* [Exercise details] Return the material word for word. Do not include pictures.

* [Dataset records]
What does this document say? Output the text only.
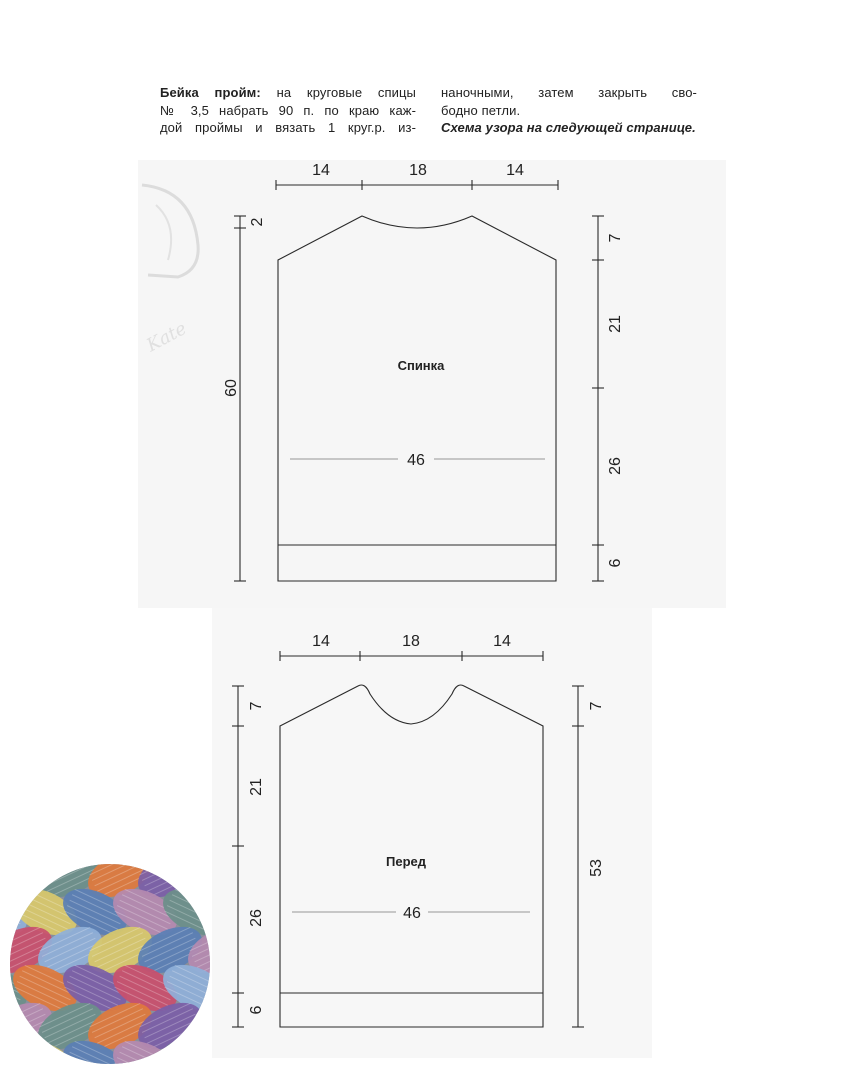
Kate
Бейка пройм: на круговые спицы
№ 3,5 набрать 90 п. по краю каж-
дой проймы и вязать 1 круг.р. из-
наночными, затем закрыть сво-
бодно петли.
Схема узора на следующей странице.
14	18	14
46
Спинка
2
60
7
21
26
6
14	18	14
46
Перед
7
21
26
6
7
53
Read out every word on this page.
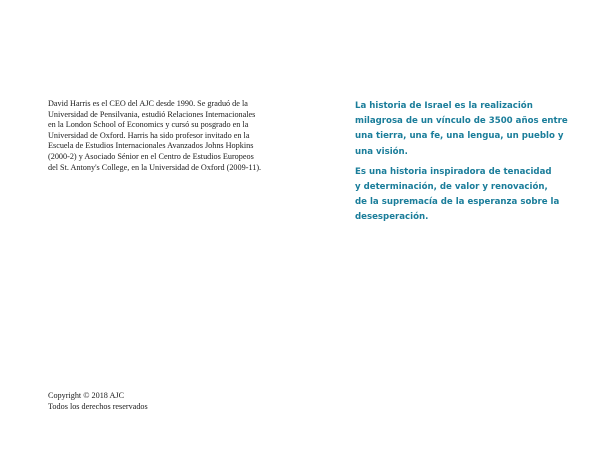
David Harris es el CEO del AJC desde 1990. Se graduó de la
Universidad de Pensilvania, estudió Relaciones Internacionales
en la London School of Economics y cursó su posgrado en la
Universidad de Oxford. Harris ha sido profesor invitado en la
Escuela de Estudios Internacionales Avanzados Johns Hopkins
(2000-2) y Asociado Sénior en el Centro de Estudios Europeos
del St. Antony's College, en la Universidad de Oxford (2009-11).

La historia de Israel es la realización
milagrosa de un vínculo de 3500 años entre
una tierra, una fe, una lengua, un pueblo y
una visión.

Es una historia inspiradora de tenacidad
y determinación, de valor y renovación,
de la supremacía de la esperanza sobre la
desesperación.

Copyright © 2018 AJC
Todos los derechos reservados
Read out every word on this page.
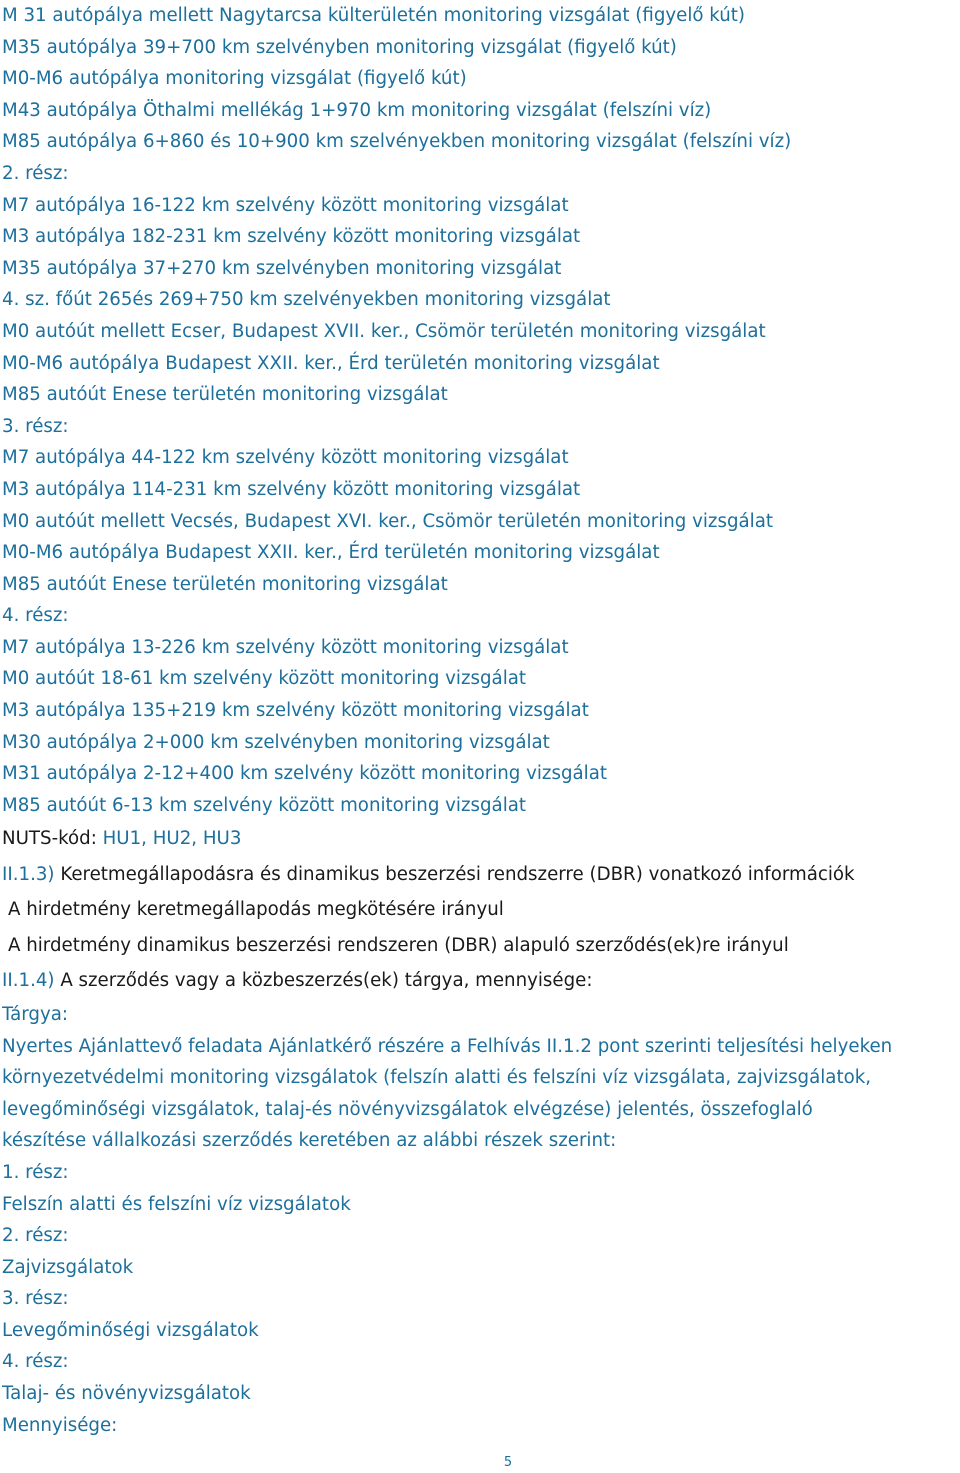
M 31 autópálya mellett Nagytarcsa külterületén monitoring vizsgálat (figyelő kút)
M35 autópálya 39+700 km szelvényben monitoring vizsgálat (figyelő kút)
M0-M6 autópálya monitoring vizsgálat (figyelő kút)
M43 autópálya Öthalmi mellékág 1+970 km monitoring vizsgálat (felszíni víz)
M85 autópálya 6+860 és 10+900 km szelvényekben monitoring vizsgálat (felszíni víz)
2. rész:
M7 autópálya 16-122 km szelvény között monitoring vizsgálat
M3 autópálya 182-231 km szelvény között monitoring vizsgálat
M35 autópálya 37+270 km szelvényben monitoring vizsgálat
4. sz. főút 265és 269+750 km szelvényekben monitoring vizsgálat
M0 autóút mellett Ecser, Budapest XVII. ker., Csömör területén monitoring vizsgálat
M0-M6 autópálya Budapest XXII. ker., Érd területén monitoring vizsgálat
M85 autóút Enese területén monitoring vizsgálat
3. rész:
M7 autópálya 44-122 km szelvény között monitoring vizsgálat
M3 autópálya 114-231 km szelvény között monitoring vizsgálat
M0 autóút mellett Vecsés, Budapest XVI. ker., Csömör területén monitoring vizsgálat
M0-M6 autópálya Budapest XXII. ker., Érd területén monitoring vizsgálat
M85 autóút Enese területén monitoring vizsgálat
4. rész:
M7 autópálya 13-226 km szelvény között monitoring vizsgálat
M0 autóút 18-61 km szelvény között monitoring vizsgálat
M3 autópálya 135+219 km szelvény között monitoring vizsgálat
M30 autópálya 2+000 km szelvényben monitoring vizsgálat
M31 autópálya 2-12+400 km szelvény között monitoring vizsgálat
M85 autóút 6-13 km szelvény között monitoring vizsgálat
NUTS-kód: HU1, HU2, HU3
II.1.3) Keretmegállapodásra és dinamikus beszerzési rendszerre (DBR) vonatkozó információk
A hirdetmény keretmegállapodás megkötésére irányul
A hirdetmény dinamikus beszerzési rendszeren (DBR) alapuló szerződés(ek)re irányul
II.1.4) A szerződés vagy a közbeszerzés(ek) tárgya, mennyisége:
Tárgya:
Nyertes Ajánlattevő feladata Ajánlatkérő részére a Felhívás II.1.2 pont szerinti teljesítési helyeken
környezetvédelmi monitoring vizsgálatok (felszín alatti és felszíni víz vizsgálata, zajvizsgálatok,
levegőminőségi vizsgálatok, talaj-és növényvizsgálatok elvégzése) jelentés, összefoglaló
készítése vállalkozási szerződés keretében az alábbi részek szerint:
1. rész:
Felszín alatti és felszíni víz vizsgálatok
2. rész:
Zajvizsgálatok
3. rész:
Levegőminőségi vizsgálatok
4. rész:
Talaj- és növényvizsgálatok
Mennyisége:
5
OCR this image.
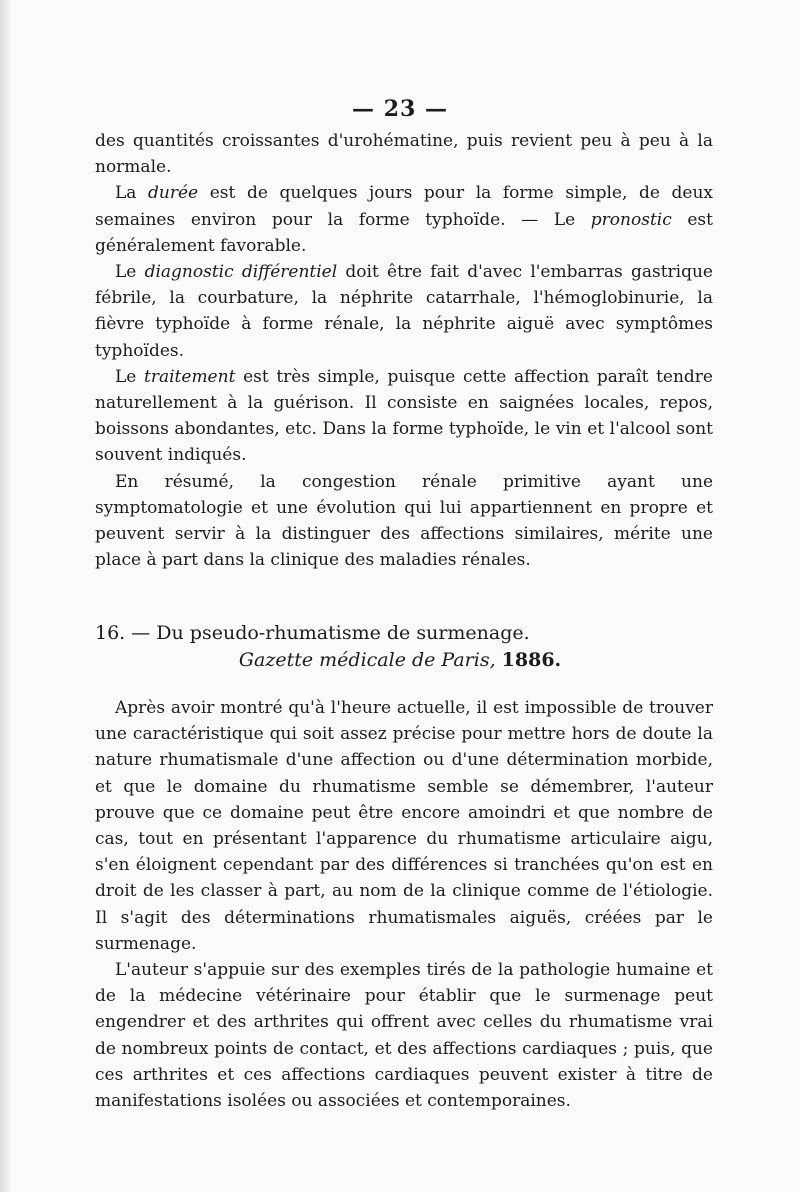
— 23 —

des quantités croissantes d'urohématine, puis revient peu à peu à la normale.

La durée est de quelques jours pour la forme simple, de deux semaines environ pour la forme typhoïde. — Le pronostic est généralement favorable.

Le diagnostic différentiel doit être fait d'avec l'embarras gastrique fébrile, la courbature, la néphrite catarrhale, l'hémoglobinurie, la fièvre typhoïde à forme rénale, la néphrite aiguë avec symptômes typhoïdes.

Le traitement est très simple, puisque cette affection paraît tendre naturellement à la guérison. Il consiste en saignées locales, repos, boissons abondantes, etc. Dans la forme typhoïde, le vin et l'alcool sont souvent indiqués.

En résumé, la congestion rénale primitive ayant une symptomatologie et une évolution qui lui appartiennent en propre et peuvent servir à la distinguer des affections similaires, mérite une place à part dans la clinique des maladies rénales.

16. — Du pseudo-rhumatisme de surmenage.
Gazette médicale de Paris, 1886.

Après avoir montré qu'à l'heure actuelle, il est impossible de trouver une caractéristique qui soit assez précise pour mettre hors de doute la nature rhumatismale d'une affection ou d'une détermination morbide, et que le domaine du rhumatisme semble se démembrer, l'auteur prouve que ce domaine peut être encore amoindri et que nombre de cas, tout en présentant l'apparence du rhumatisme articulaire aigu, s'en éloignent cependant par des différences si tranchées qu'on est en droit de les classer à part, au nom de la clinique comme de l'étiologie. Il s'agit des déterminations rhumatismales aiguës, créées par le surmenage.

L'auteur s'appuie sur des exemples tirés de la pathologie humaine et de la médecine vétérinaire pour établir que le surmenage peut engendrer et des arthrites qui offrent avec celles du rhumatisme vrai de nombreux points de contact, et des affections cardiaques ; puis, que ces arthrites et ces affections cardiaques peuvent exister à titre de manifestations isolées ou associées et contemporaines.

* [Result]
What does this document say? Output the text only.
Kate
Бейка пройм: на круговые спицы
№ 3,5 набрать 90 п. по краю каж-
дой проймы и вязать 1 круг.р. из-
наночными, затем закрыть сво-
бодно петли.
Схема узора на следующей странице.
14	18	14
46
Спинка
2
60
7
21
26
6
14	18	14
46
Перед
7
21
26
6
7
53
Read out every word on this page.
David Harris es el CEO del AJC desde 1990. Se graduó de la
Universidad de Pensilvania, estudió Relaciones Internacionales
en la London School of Economics y cursó su posgrado en la
Universidad de Oxford. Harris ha sido profesor invitado en la
Escuela de Estudios Internacionales Avanzados Johns Hopkins
(2000-2) y Asociado Sénior en el Centro de Estudios Europeos
del St. Antony's College, en la Universidad de Oxford (2009-11).

La historia de Israel es la realización
milagrosa de un vínculo de 3500 años entre
una tierra, una fe, una lengua, un pueblo y
una visión.

Es una historia inspiradora de tenacidad
y determinación, de valor y renovación,
de la supremacía de la esperanza sobre la
desesperación.

Copyright © 2018 AJC
Todos los derechos reservados
Read out every word on this page.
M 31 autópálya mellett Nagytarcsa külterületén monitoring vizsgálat (figyelő kút)
M35 autópálya 39+700 km szelvényben monitoring vizsgálat (figyelő kút)
M0-M6 autópálya monitoring vizsgálat (figyelő kút)
M43 autópálya Öthalmi mellékág 1+970 km monitoring vizsgálat (felszíni víz)
M85 autópálya 6+860 és 10+900 km szelvényekben monitoring vizsgálat (felszíni víz)
2. rész:
M7 autópálya 16-122 km szelvény között monitoring vizsgálat
M3 autópálya 182-231 km szelvény között monitoring vizsgálat
M35 autópálya 37+270 km szelvényben monitoring vizsgálat
4. sz. főút 265és 269+750 km szelvényekben monitoring vizsgálat
M0 autóút mellett Ecser, Budapest XVII. ker., Csömör területén monitoring vizsgálat
M0-M6 autópálya Budapest XXII. ker., Érd területén monitoring vizsgálat
M85 autóút Enese területén monitoring vizsgálat
3. rész:
M7 autópálya 44-122 km szelvény között monitoring vizsgálat
M3 autópálya 114-231 km szelvény között monitoring vizsgálat
M0 autóút mellett Vecsés, Budapest XVI. ker., Csömör területén monitoring vizsgálat
M0-M6 autópálya Budapest XXII. ker., Érd területén monitoring vizsgálat
M85 autóút Enese területén monitoring vizsgálat
4. rész:
M7 autópálya 13-226 km szelvény között monitoring vizsgálat
M0 autóút 18-61 km szelvény között monitoring vizsgálat
M3 autópálya 135+219 km szelvény között monitoring vizsgálat
M30 autópálya 2+000 km szelvényben monitoring vizsgálat
M31 autópálya 2-12+400 km szelvény között monitoring vizsgálat
M85 autóút 6-13 km szelvény között monitoring vizsgálat
NUTS-kód: HU1, HU2, HU3
II.1.3) Keretmegállapodásra és dinamikus beszerzési rendszerre (DBR) vonatkozó információk
A hirdetmény keretmegállapodás megkötésére irányul
A hirdetmény dinamikus beszerzési rendszeren (DBR) alapuló szerződés(ek)re irányul
II.1.4) A szerződés vagy a közbeszerzés(ek) tárgya, mennyisége:
Tárgya:
Nyertes Ajánlattevő feladata Ajánlatkérő részére a Felhívás II.1.2 pont szerinti teljesítési helyeken
környezetvédelmi monitoring vizsgálatok (felszín alatti és felszíni víz vizsgálata, zajvizsgálatok,
levegőminőségi vizsgálatok, talaj-és növényvizsgálatok elvégzése) jelentés, összefoglaló
készítése vállalkozási szerződés keretében az alábbi részek szerint:
1. rész:
Felszín alatti és felszíni víz vizsgálatok
2. rész:
Zajvizsgálatok
3. rész:
Levegőminőségi vizsgálatok
4. rész:
Talaj- és növényvizsgálatok
Mennyisége:
5
OCR this image.
— 23 —

des quantités croissantes d'urohématine, puis revient peu à peu à la normale.

La durée est de quelques jours pour la forme simple, de deux semaines environ pour la forme typhoïde. — Le pronostic est généralement favorable.

Le diagnostic différentiel doit être fait d'avec l'embarras gastrique fébrile, la courbature, la néphrite catarrhale, l'hémoglobinurie, la fièvre typhoïde à forme rénale, la néphrite aiguë avec symptômes typhoïdes.

Le traitement est très simple, puisque cette affection paraît tendre naturellement à la guérison. Il consiste en saignées locales, repos, boissons abondantes, etc. Dans la forme typhoïde, le vin et l'alcool sont souvent indiqués.

En résumé, la congestion rénale primitive ayant une symptomatologie et une évolution qui lui appartiennent en propre et peuvent servir à la distinguer des affections similaires, mérite une place à part dans la clinique des maladies rénales.

16. — Du pseudo-rhumatisme de surmenage.
Gazette médicale de Paris, 1886.

Après avoir montré qu'à l'heure actuelle, il est impossible de trouver une caractéristique qui soit assez précise pour mettre hors de doute la nature rhumatismale d'une affection ou d'une détermination morbide, et que le domaine du rhumatisme semble se démembrer, l'auteur prouve que ce domaine peut être encore amoindri et que nombre de cas, tout en présentant l'apparence du rhumatisme articulaire aigu, s'en éloignent cependant par des différences si tranchées qu'on est en droit de les classer à part, au nom de la clinique comme de l'étiologie. Il s'agit des déterminations rhumatismales aiguës, créées par le surmenage.

L'auteur s'appuie sur des exemples tirés de la pathologie humaine et de la médecine vétérinaire pour établir que le surmenage peut engendrer et des arthrites qui offrent avec celles du rhumatisme vrai de nombreux points de contact, et des affections cardiaques ; puis, que ces arthrites et ces affections cardiaques peuvent exister à titre de manifestations isolées ou associées et contemporaines.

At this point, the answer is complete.